### TO DO
Set down all of the entries word for word, omitting the images they contain.

### SUPPLIED ENTRIES
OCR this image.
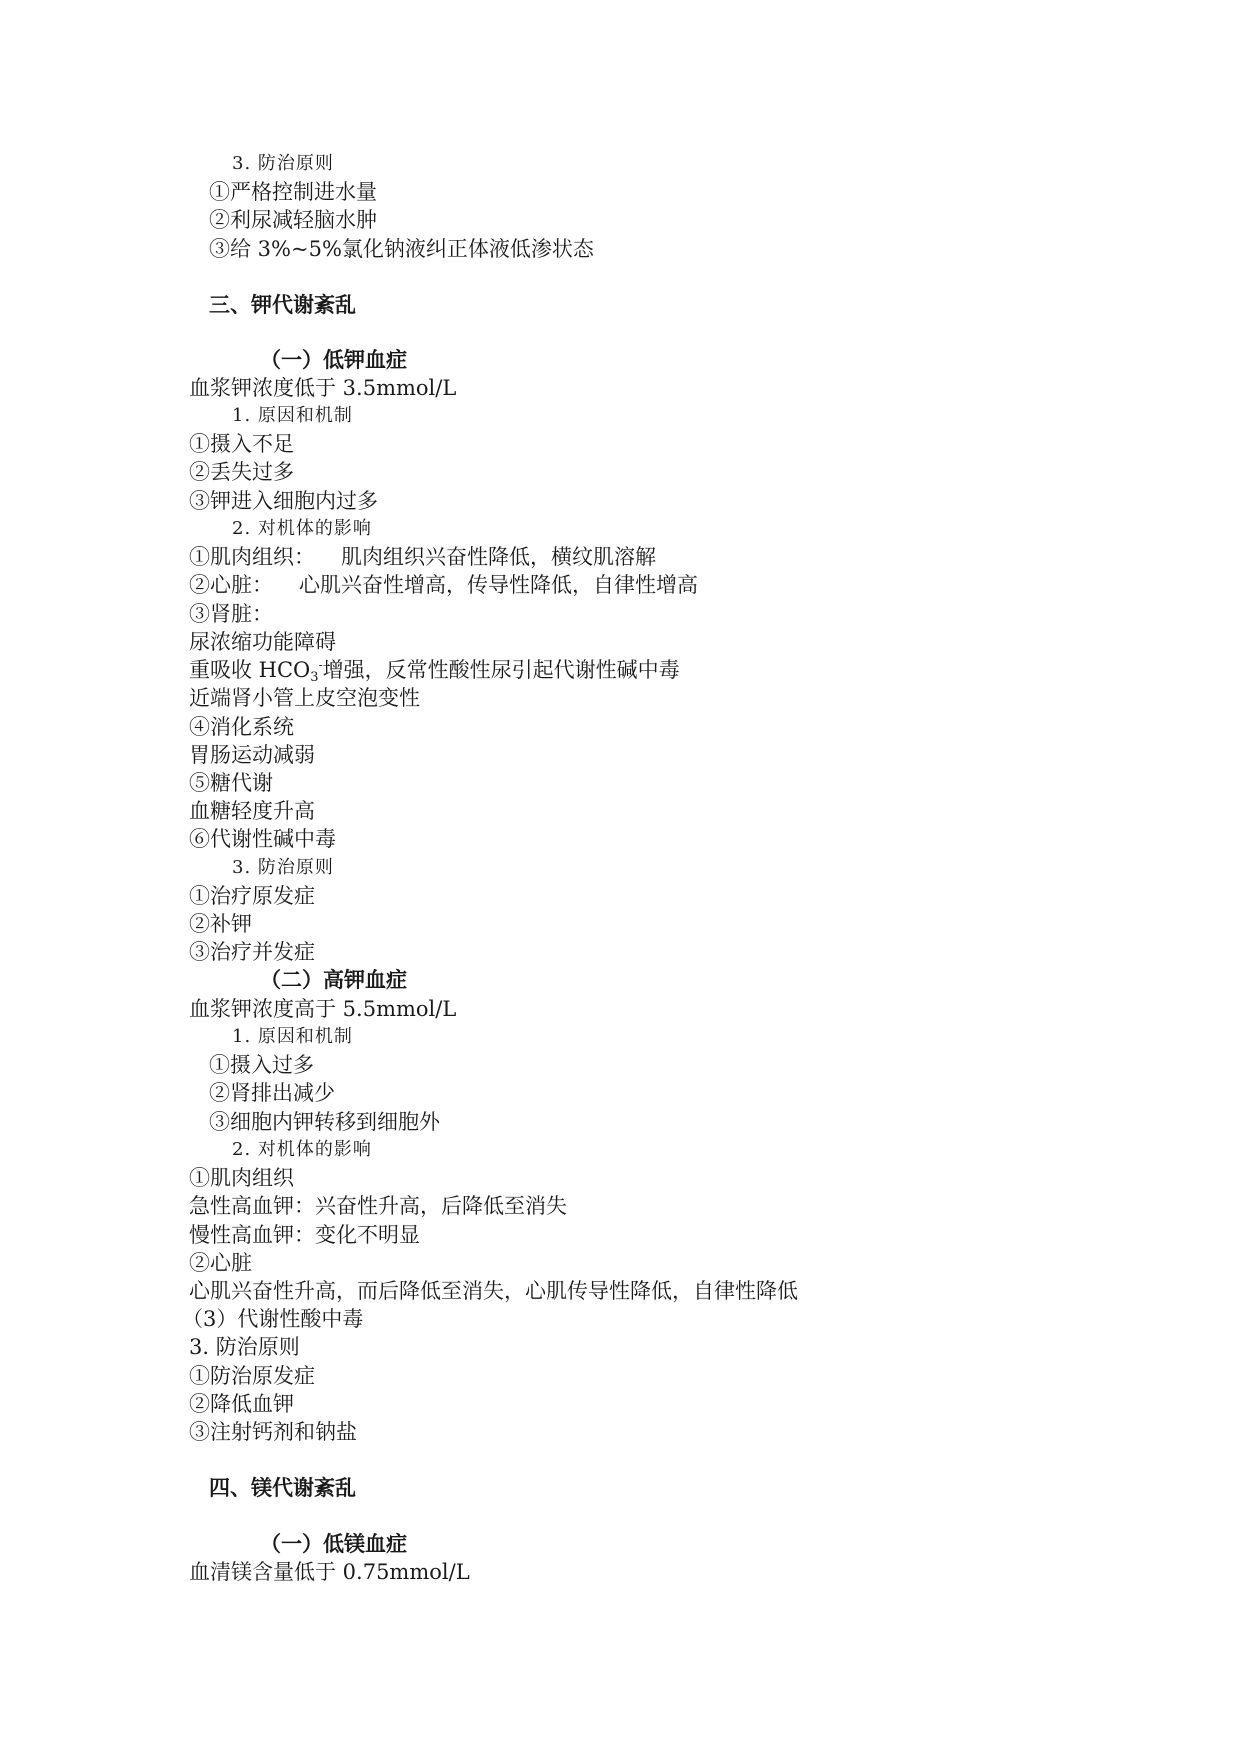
3. 防治原则
①严格控制进水量
②利尿减轻脑水肿
③给 3%~5%氯化钠液纠正体液低渗状态
三、钾代谢紊乱
（一）低钾血症
血浆钾浓度低于 3.5mmol/L
1. 原因和机制
①摄入不足
②丢失过多
③钾进入细胞内过多
2. 对机体的影响
①肌肉组织： 肌肉组织兴奋性降低，横纹肌溶解
②心脏： 心肌兴奋性增高，传导性降低，自律性增高
③肾脏：
尿浓缩功能障碍
重吸收 HCO3-增强，反常性酸性尿引起代谢性碱中毒
近端肾小管上皮空泡变性
④消化系统
胃肠运动减弱
⑤糖代谢
血糖轻度升高
⑥代谢性碱中毒
3. 防治原则
①治疗原发症
②补钾
③治疗并发症
（二）高钾血症
血浆钾浓度高于 5.5mmol/L
1. 原因和机制
①摄入过多
②肾排出减少
③细胞内钾转移到细胞外
2. 对机体的影响
①肌肉组织
急性高血钾：兴奋性升高，后降低至消失
慢性高血钾：变化不明显
②心脏
心肌兴奋性升高，而后降低至消失，心肌传导性降低，自律性降低
（3）代谢性酸中毒
3. 防治原则
①防治原发症
②降低血钾
③注射钙剂和钠盐
四、镁代谢紊乱
（一）低镁血症
血清镁含量低于 0.75mmol/L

### FINAL ANSWER
OCR this image.
3. 防治原则
①严格控制进水量
②利尿减轻脑水肿
③给 3%~5%氯化钠液纠正体液低渗状态
三、钾代谢紊乱
（一）低钾血症
血浆钾浓度低于 3.5mmol/L
1. 原因和机制
①摄入不足
②丢失过多
③钾进入细胞内过多
2. 对机体的影响
①肌肉组织： 肌肉组织兴奋性降低，横纹肌溶解
②心脏： 心肌兴奋性增高，传导性降低，自律性增高
③肾脏：
尿浓缩功能障碍
重吸收 HCO3-增强，反常性酸性尿引起代谢性碱中毒
近端肾小管上皮空泡变性
④消化系统
胃肠运动减弱
⑤糖代谢
血糖轻度升高
⑥代谢性碱中毒
3. 防治原则
①治疗原发症
②补钾
③治疗并发症
（二）高钾血症
血浆钾浓度高于 5.5mmol/L
1. 原因和机制
①摄入过多
②肾排出减少
③细胞内钾转移到细胞外
2. 对机体的影响
①肌肉组织
急性高血钾：兴奋性升高，后降低至消失
慢性高血钾：变化不明显
②心脏
心肌兴奋性升高，而后降低至消失，心肌传导性降低，自律性降低
（3）代谢性酸中毒
3. 防治原则
①防治原发症
②降低血钾
③注射钙剂和钠盐
四、镁代谢紊乱
（一）低镁血症
血清镁含量低于 0.75mmol/L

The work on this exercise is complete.